### [Given task]
Repeat every line of the data exactly, but not the pictures.

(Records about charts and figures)
========

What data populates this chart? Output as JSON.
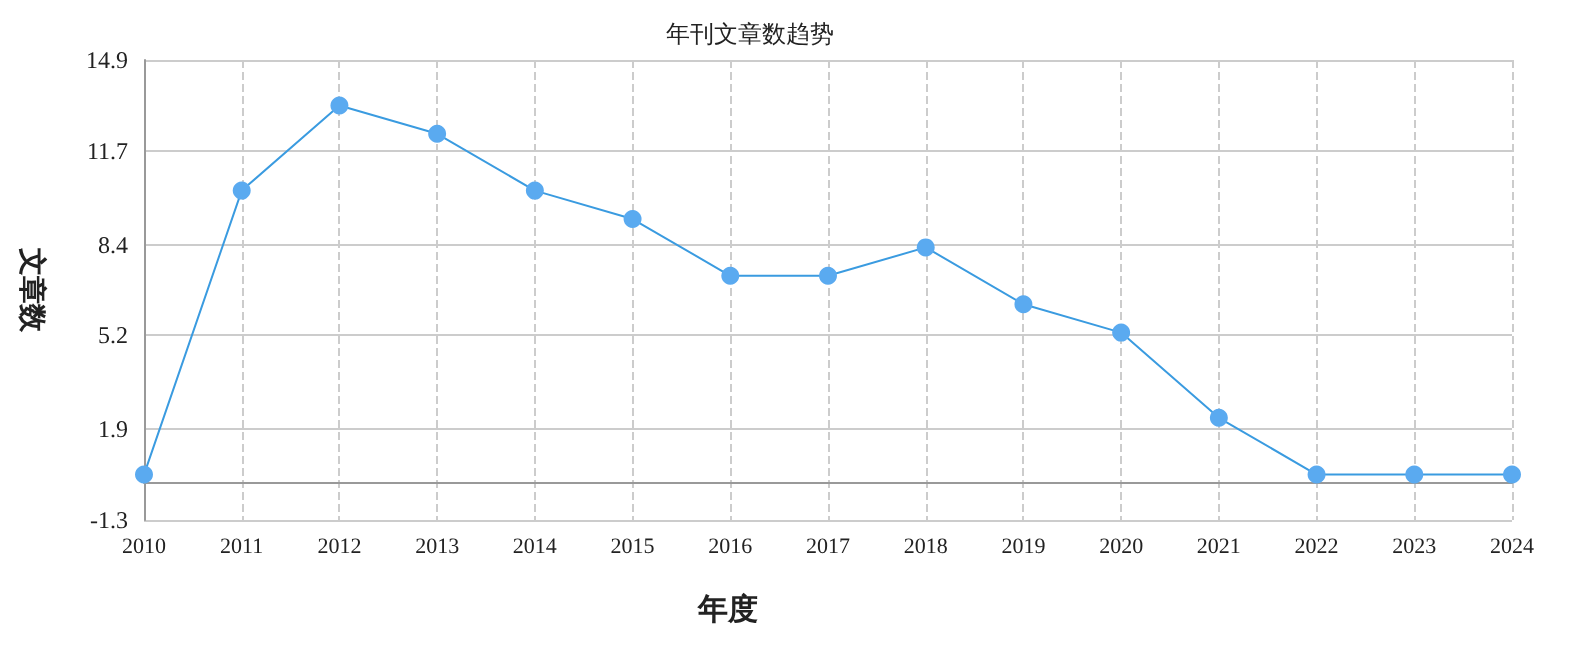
{
  "chart_data": {
    "type": "line",
    "title": "年刊文章数趋势",
    "xlabel": "年度",
    "ylabel": "文章数",
    "categories": [
      "2010",
      "2011",
      "2012",
      "2013",
      "2014",
      "2015",
      "2016",
      "2017",
      "2018",
      "2019",
      "2020",
      "2021",
      "2022",
      "2023",
      "2024"
    ],
    "series": [
      {
        "color": "#5aaaf0",
        "values": [
          0.3,
          10.3,
          13.3,
          12.3,
          10.3,
          9.3,
          7.3,
          7.3,
          8.3,
          6.3,
          5.3,
          2.3,
          0.3,
          0.3,
          0.3
        ]
      }
    ],
    "ylim": [
      -1.3,
      14.9
    ],
    "yticks": [
      -1.3,
      1.9,
      5.2,
      8.4,
      11.7,
      14.9
    ],
    "grid": true,
    "marker": "circle",
    "line_style": "solid"
  }
}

========

### [Answer to the exercise]
What data populates this chart? Output as JSON.
{
  "chart_data": {
    "type": "line",
    "title": "年刊文章数趋势",
    "xlabel": "年度",
    "ylabel": "文章数",
    "categories": [
      "2010",
      "2011",
      "2012",
      "2013",
      "2014",
      "2015",
      "2016",
      "2017",
      "2018",
      "2019",
      "2020",
      "2021",
      "2022",
      "2023",
      "2024"
    ],
    "series": [
      {
        "color": "#5aaaf0",
        "values": [
          0.3,
          10.3,
          13.3,
          12.3,
          10.3,
          9.3,
          7.3,
          7.3,
          8.3,
          6.3,
          5.3,
          2.3,
          0.3,
          0.3,
          0.3
        ]
      }
    ],
    "ylim": [
      -1.3,
      14.9
    ],
    "yticks": [
      -1.3,
      1.9,
      5.2,
      8.4,
      11.7,
      14.9
    ],
    "grid": true,
    "marker": "circle",
    "line_style": "solid"
  }
}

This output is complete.